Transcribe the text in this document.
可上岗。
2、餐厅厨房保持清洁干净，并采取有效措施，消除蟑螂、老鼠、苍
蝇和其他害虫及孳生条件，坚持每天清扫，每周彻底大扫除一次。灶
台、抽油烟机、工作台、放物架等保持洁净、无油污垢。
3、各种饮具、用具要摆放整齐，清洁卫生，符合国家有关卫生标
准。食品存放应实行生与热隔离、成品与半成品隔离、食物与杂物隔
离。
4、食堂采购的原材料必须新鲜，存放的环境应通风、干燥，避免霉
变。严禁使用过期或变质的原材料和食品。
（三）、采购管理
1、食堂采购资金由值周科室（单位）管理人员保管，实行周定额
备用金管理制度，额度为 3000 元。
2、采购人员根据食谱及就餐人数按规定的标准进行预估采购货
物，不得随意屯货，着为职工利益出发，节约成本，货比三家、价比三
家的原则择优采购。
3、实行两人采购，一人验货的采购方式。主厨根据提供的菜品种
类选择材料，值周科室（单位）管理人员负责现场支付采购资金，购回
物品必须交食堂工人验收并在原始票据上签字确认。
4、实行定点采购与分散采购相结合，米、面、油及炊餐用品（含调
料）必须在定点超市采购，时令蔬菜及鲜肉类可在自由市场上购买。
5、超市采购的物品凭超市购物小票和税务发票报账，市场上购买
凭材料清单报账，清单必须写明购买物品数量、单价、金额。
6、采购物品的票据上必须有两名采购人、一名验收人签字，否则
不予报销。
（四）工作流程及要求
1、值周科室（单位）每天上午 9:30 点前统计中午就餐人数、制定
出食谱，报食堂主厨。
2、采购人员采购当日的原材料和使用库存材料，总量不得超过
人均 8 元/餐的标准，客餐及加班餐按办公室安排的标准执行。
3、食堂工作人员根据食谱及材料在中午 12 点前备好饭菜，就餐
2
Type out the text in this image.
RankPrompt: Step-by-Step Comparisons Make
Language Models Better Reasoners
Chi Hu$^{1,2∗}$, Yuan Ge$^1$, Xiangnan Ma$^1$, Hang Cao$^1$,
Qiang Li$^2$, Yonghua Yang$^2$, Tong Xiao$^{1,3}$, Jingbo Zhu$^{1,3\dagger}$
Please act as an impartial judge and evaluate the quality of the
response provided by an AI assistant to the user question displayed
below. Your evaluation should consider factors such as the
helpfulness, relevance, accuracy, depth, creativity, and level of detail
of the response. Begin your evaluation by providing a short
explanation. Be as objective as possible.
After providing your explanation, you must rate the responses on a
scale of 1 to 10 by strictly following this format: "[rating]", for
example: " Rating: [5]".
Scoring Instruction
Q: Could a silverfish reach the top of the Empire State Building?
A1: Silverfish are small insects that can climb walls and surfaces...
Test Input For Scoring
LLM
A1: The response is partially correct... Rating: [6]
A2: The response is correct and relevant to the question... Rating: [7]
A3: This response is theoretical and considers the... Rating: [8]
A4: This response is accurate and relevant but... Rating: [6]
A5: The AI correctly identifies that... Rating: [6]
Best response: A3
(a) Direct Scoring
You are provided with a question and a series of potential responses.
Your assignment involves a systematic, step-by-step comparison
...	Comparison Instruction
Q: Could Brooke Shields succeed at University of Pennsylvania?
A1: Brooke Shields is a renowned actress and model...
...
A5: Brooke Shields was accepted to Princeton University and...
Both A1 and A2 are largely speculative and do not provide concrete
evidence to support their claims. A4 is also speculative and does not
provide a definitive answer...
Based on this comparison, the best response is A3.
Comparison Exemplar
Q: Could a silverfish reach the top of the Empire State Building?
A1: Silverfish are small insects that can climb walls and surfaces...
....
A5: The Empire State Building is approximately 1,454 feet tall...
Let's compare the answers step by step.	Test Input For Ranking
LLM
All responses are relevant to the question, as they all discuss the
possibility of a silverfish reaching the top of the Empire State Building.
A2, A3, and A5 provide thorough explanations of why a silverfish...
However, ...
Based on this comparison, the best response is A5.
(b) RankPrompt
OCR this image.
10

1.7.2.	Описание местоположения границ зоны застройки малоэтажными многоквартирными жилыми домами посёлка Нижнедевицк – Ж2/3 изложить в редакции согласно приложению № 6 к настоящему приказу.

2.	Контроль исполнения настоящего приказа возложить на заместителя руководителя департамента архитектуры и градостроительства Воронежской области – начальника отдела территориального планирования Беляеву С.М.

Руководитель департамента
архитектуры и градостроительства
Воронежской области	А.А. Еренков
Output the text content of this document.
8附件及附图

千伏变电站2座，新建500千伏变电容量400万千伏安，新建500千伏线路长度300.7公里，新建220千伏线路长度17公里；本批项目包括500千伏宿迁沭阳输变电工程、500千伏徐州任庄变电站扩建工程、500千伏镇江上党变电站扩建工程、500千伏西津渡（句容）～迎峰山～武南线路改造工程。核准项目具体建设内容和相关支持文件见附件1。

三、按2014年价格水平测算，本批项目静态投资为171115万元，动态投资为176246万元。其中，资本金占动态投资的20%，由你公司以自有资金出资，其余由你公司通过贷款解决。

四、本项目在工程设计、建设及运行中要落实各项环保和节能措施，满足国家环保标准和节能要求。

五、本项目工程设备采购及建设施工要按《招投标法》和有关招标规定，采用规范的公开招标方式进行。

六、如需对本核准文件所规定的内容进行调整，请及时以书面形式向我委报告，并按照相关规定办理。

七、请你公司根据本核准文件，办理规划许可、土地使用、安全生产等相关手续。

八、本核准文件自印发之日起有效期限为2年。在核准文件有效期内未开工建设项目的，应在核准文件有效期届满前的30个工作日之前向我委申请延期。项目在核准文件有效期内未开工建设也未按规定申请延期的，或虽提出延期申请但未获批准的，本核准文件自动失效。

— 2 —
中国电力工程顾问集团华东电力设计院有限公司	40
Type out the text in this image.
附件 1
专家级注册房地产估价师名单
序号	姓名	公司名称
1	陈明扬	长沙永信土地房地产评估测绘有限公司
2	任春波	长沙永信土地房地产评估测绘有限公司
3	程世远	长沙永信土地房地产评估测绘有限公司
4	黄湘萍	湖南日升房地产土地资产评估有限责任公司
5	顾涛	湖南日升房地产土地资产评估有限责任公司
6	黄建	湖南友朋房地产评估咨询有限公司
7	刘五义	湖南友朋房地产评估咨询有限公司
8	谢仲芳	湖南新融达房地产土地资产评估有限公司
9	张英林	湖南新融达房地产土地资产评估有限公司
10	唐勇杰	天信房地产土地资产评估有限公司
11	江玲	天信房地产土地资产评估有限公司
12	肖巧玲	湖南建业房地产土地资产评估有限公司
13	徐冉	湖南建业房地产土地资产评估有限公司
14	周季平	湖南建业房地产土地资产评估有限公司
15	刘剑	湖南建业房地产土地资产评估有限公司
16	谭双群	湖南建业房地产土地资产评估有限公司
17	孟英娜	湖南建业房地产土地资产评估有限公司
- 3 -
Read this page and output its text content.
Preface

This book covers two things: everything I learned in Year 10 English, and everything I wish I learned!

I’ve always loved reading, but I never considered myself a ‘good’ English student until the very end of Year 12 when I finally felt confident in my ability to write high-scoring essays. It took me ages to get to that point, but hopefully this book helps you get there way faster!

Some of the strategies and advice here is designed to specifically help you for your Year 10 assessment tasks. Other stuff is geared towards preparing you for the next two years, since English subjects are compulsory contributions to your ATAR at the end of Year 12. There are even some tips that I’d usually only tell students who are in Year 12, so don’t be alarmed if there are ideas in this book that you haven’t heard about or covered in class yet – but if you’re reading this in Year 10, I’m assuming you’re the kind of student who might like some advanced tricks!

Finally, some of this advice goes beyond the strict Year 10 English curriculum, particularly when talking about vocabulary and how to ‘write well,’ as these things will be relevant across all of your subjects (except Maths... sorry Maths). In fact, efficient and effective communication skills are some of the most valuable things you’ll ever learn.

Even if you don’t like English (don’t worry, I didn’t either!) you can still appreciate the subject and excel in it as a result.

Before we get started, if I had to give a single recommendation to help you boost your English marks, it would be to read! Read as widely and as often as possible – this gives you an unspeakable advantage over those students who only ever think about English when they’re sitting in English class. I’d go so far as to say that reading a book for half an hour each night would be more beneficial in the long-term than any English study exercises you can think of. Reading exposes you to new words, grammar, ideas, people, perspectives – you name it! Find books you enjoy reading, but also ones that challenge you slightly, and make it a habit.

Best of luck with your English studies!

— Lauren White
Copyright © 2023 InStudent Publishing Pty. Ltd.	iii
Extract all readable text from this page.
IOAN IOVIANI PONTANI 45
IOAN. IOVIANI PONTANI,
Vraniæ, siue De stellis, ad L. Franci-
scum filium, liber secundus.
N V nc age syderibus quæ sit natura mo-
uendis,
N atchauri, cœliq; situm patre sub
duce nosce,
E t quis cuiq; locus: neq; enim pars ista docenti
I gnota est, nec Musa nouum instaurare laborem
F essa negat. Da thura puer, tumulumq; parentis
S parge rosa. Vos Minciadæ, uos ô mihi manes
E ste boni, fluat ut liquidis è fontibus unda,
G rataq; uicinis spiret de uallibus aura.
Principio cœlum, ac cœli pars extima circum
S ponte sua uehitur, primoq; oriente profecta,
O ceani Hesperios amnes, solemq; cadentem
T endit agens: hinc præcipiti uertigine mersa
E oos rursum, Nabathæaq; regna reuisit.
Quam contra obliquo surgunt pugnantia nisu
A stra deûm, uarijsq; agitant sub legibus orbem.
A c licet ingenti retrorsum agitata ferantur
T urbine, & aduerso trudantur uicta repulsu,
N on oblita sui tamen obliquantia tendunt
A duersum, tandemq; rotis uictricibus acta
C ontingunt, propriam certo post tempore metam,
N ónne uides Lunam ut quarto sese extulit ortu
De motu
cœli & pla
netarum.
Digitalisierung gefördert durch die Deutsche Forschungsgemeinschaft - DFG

• • •

• _What is asked_: Return each line of the data that contains the string "Brooke".

• _Task solution_:
Q: Could Brooke Shields succeed at University of Pennsylvania?
A1: Brooke Shields is a renowned actress and model...
A5: Brooke Shields was accepted to Princeton University and...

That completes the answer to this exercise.